# Task prompt
Will you transcribe all the entries word for word, skipping the pictures they hold?

# Record excerpts
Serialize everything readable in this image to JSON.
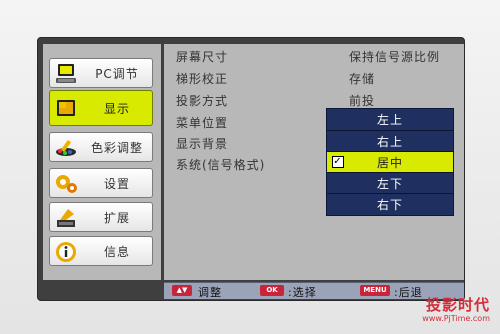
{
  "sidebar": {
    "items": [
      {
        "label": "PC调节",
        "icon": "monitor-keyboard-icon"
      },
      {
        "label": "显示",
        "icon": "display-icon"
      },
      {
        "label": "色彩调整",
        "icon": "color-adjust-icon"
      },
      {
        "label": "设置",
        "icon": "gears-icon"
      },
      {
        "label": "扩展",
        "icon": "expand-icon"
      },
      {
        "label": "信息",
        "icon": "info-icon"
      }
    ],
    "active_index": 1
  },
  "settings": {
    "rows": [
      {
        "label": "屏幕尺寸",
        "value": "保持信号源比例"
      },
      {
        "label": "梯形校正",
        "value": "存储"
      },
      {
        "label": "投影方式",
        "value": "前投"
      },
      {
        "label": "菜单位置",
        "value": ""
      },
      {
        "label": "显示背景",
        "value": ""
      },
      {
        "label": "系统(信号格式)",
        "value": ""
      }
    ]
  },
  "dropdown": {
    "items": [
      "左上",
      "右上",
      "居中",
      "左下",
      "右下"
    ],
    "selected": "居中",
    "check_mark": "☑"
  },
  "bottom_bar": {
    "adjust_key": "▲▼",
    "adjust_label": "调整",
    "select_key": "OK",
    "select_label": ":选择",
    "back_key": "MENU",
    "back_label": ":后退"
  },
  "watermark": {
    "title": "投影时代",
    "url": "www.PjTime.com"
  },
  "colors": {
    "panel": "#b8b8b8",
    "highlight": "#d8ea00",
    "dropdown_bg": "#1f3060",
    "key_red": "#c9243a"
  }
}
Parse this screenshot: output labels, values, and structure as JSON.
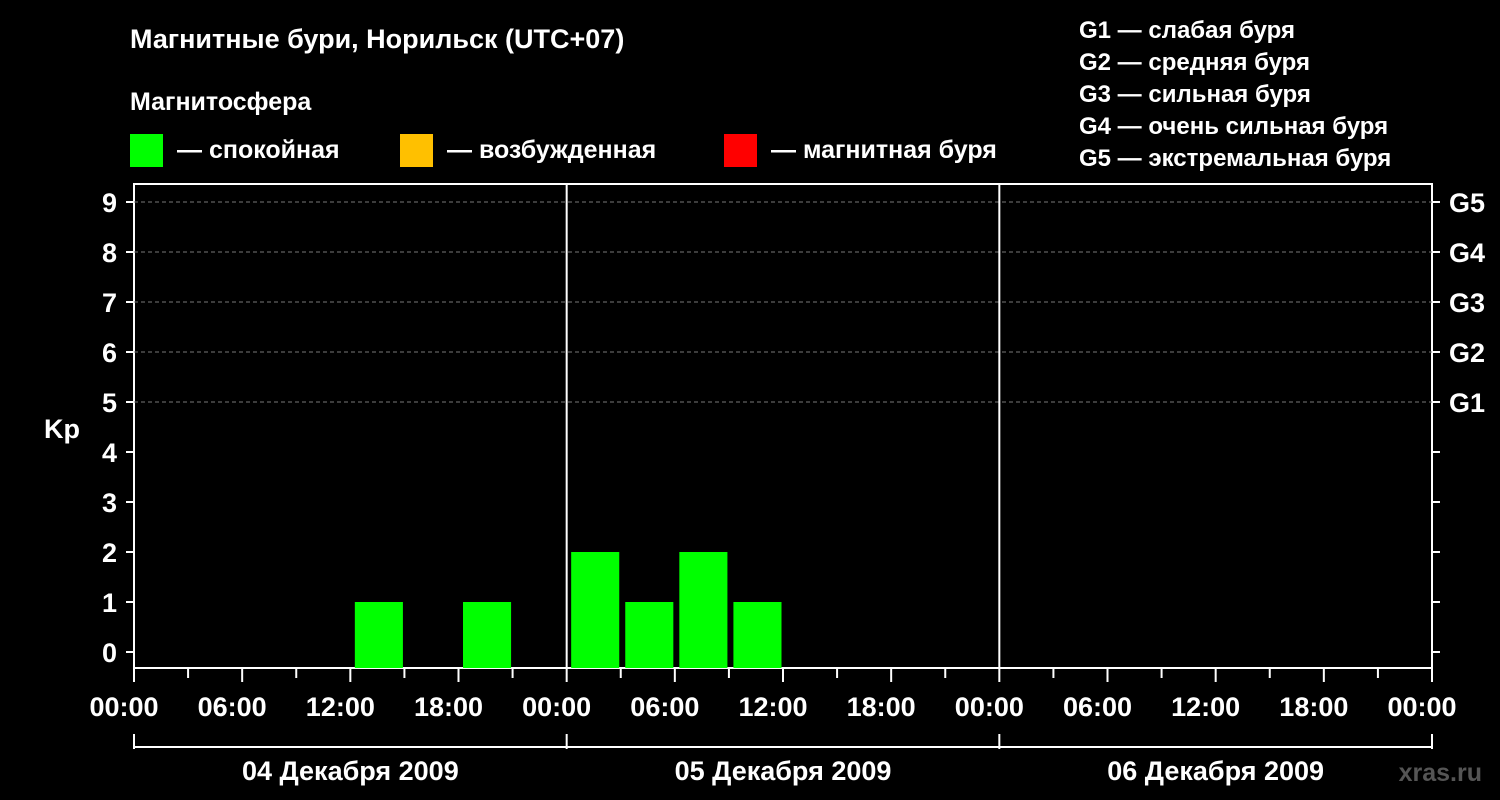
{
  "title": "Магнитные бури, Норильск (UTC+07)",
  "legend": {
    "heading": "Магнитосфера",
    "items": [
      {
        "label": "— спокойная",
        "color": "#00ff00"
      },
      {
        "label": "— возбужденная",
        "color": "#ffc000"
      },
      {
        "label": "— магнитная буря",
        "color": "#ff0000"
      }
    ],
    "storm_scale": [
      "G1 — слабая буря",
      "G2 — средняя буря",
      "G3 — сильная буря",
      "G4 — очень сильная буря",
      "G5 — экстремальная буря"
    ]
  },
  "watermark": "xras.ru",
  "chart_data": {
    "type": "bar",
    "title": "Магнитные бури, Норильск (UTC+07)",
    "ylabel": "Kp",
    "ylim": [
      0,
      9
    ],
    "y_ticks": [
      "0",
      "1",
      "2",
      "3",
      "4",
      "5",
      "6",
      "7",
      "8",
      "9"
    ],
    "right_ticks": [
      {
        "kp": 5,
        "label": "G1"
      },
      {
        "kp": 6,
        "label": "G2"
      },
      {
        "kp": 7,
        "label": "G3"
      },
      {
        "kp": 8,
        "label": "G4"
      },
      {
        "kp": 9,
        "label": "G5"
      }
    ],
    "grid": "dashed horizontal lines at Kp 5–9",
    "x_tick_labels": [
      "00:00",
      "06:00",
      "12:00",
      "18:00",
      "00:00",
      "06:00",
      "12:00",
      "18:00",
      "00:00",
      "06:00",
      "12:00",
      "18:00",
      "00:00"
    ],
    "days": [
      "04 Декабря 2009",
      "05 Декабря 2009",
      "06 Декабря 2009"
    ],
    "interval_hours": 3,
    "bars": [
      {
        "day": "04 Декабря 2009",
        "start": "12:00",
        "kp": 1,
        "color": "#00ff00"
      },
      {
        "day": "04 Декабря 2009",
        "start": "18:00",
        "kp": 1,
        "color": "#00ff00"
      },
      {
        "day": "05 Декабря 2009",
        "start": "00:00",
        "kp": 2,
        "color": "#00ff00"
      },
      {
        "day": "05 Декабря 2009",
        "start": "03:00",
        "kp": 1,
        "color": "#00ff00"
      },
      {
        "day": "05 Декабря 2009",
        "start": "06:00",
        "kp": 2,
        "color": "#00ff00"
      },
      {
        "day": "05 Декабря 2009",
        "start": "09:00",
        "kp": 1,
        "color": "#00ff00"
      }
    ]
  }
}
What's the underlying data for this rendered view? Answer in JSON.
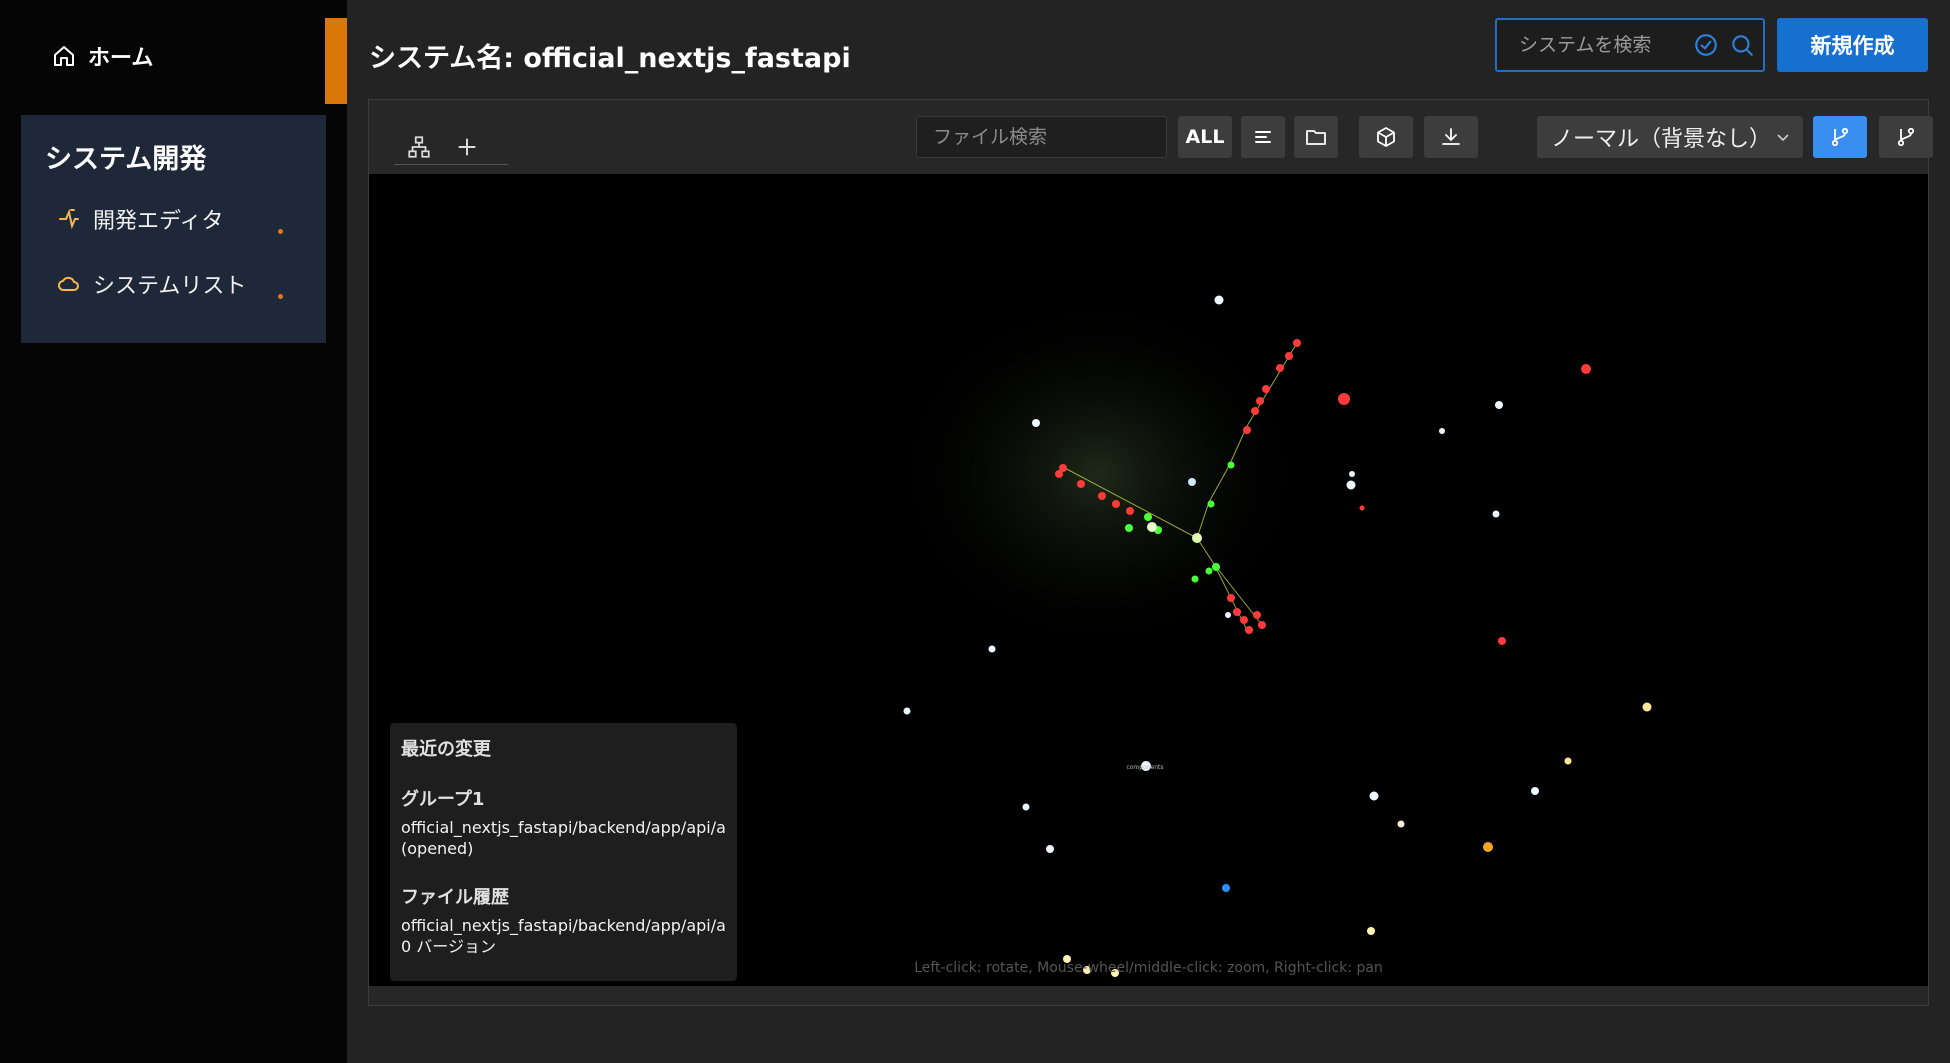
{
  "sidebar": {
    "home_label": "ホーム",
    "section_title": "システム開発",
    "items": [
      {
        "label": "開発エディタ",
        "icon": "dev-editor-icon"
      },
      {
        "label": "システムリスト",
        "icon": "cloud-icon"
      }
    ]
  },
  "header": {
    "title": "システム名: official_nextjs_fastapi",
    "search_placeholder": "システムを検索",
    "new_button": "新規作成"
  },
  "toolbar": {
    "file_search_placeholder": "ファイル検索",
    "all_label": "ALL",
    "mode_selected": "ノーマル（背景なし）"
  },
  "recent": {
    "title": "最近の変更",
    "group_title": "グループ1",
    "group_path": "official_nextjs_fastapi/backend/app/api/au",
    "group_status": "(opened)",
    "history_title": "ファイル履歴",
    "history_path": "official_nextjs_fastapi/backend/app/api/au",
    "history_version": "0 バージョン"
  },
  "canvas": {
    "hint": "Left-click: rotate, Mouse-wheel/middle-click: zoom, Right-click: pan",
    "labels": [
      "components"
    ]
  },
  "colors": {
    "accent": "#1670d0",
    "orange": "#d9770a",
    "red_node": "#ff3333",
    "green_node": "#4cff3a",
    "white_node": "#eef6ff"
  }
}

# Reply to the task
Serialize everything readable in this image to JSON.
{
  "sidebar": {
    "items": [
      {
        "label": "PC调节",
        "icon": "monitor-keyboard-icon"
      },
      {
        "label": "显示",
        "icon": "display-icon"
      },
      {
        "label": "色彩调整",
        "icon": "color-adjust-icon"
      },
      {
        "label": "设置",
        "icon": "gears-icon"
      },
      {
        "label": "扩展",
        "icon": "expand-icon"
      },
      {
        "label": "信息",
        "icon": "info-icon"
      }
    ],
    "active_index": 1
  },
  "settings": {
    "rows": [
      {
        "label": "屏幕尺寸",
        "value": "保持信号源比例"
      },
      {
        "label": "梯形校正",
        "value": "存储"
      },
      {
        "label": "投影方式",
        "value": "前投"
      },
      {
        "label": "菜单位置",
        "value": ""
      },
      {
        "label": "显示背景",
        "value": ""
      },
      {
        "label": "系统(信号格式)",
        "value": ""
      }
    ]
  },
  "dropdown": {
    "items": [
      "左上",
      "右上",
      "居中",
      "左下",
      "右下"
    ],
    "selected": "居中",
    "check_mark": "☑"
  },
  "bottom_bar": {
    "adjust_key": "▲▼",
    "adjust_label": "调整",
    "select_key": "OK",
    "select_label": ":选择",
    "back_key": "MENU",
    "back_label": ":后退"
  },
  "watermark": {
    "title": "投影时代",
    "url": "www.PjTime.com"
  },
  "colors": {
    "panel": "#b8b8b8",
    "highlight": "#d8ea00",
    "dropdown_bg": "#1f3060",
    "key_red": "#c9243a"
  }
}
Parse this screenshot: output labels, values, and structure as JSON.
{
  "title": "Магнитные бури, Норильск (UTC+07)",
  "legend": {
    "heading": "Магнитосфера",
    "items": [
      {
        "label": "— спокойная",
        "color": "#00ff00"
      },
      {
        "label": "— возбужденная",
        "color": "#ffc000"
      },
      {
        "label": "— магнитная буря",
        "color": "#ff0000"
      }
    ],
    "storm_scale": [
      "G1 — слабая буря",
      "G2 — средняя буря",
      "G3 — сильная буря",
      "G4 — очень сильная буря",
      "G5 — экстремальная буря"
    ]
  },
  "watermark": "xras.ru",
  "chart_data": {
    "type": "bar",
    "title": "Магнитные бури, Норильск (UTC+07)",
    "ylabel": "Kp",
    "ylim": [
      0,
      9
    ],
    "y_ticks": [
      "0",
      "1",
      "2",
      "3",
      "4",
      "5",
      "6",
      "7",
      "8",
      "9"
    ],
    "right_ticks": [
      {
        "kp": 5,
        "label": "G1"
      },
      {
        "kp": 6,
        "label": "G2"
      },
      {
        "kp": 7,
        "label": "G3"
      },
      {
        "kp": 8,
        "label": "G4"
      },
      {
        "kp": 9,
        "label": "G5"
      }
    ],
    "grid": "dashed horizontal lines at Kp 5–9",
    "x_tick_labels": [
      "00:00",
      "06:00",
      "12:00",
      "18:00",
      "00:00",
      "06:00",
      "12:00",
      "18:00",
      "00:00",
      "06:00",
      "12:00",
      "18:00",
      "00:00"
    ],
    "days": [
      "04 Декабря 2009",
      "05 Декабря 2009",
      "06 Декабря 2009"
    ],
    "interval_hours": 3,
    "bars": [
      {
        "day": "04 Декабря 2009",
        "start": "12:00",
        "kp": 1,
        "color": "#00ff00"
      },
      {
        "day": "04 Декабря 2009",
        "start": "18:00",
        "kp": 1,
        "color": "#00ff00"
      },
      {
        "day": "05 Декабря 2009",
        "start": "00:00",
        "kp": 2,
        "color": "#00ff00"
      },
      {
        "day": "05 Декабря 2009",
        "start": "03:00",
        "kp": 1,
        "color": "#00ff00"
      },
      {
        "day": "05 Декабря 2009",
        "start": "06:00",
        "kp": 2,
        "color": "#00ff00"
      },
      {
        "day": "05 Декабря 2009",
        "start": "09:00",
        "kp": 1,
        "color": "#00ff00"
      }
    ]
  }
}
What's the underlying data for this rendered view? Answer in JSON.
{
  "sidebar": {
    "home_label": "ホーム",
    "section_title": "システム開発",
    "items": [
      {
        "label": "開発エディタ",
        "icon": "dev-editor-icon"
      },
      {
        "label": "システムリスト",
        "icon": "cloud-icon"
      }
    ]
  },
  "header": {
    "title": "システム名: official_nextjs_fastapi",
    "search_placeholder": "システムを検索",
    "new_button": "新規作成"
  },
  "toolbar": {
    "file_search_placeholder": "ファイル検索",
    "all_label": "ALL",
    "mode_selected": "ノーマル（背景なし）"
  },
  "recent": {
    "title": "最近の変更",
    "group_title": "グループ1",
    "group_path": "official_nextjs_fastapi/backend/app/api/au",
    "group_status": "(opened)",
    "history_title": "ファイル履歴",
    "history_path": "official_nextjs_fastapi/backend/app/api/au",
    "history_version": "0 バージョン"
  },
  "canvas": {
    "hint": "Left-click: rotate, Mouse-wheel/middle-click: zoom, Right-click: pan",
    "labels": [
      "components"
    ]
  },
  "colors": {
    "accent": "#1670d0",
    "orange": "#d9770a",
    "red_node": "#ff3333",
    "green_node": "#4cff3a",
    "white_node": "#eef6ff"
  }
}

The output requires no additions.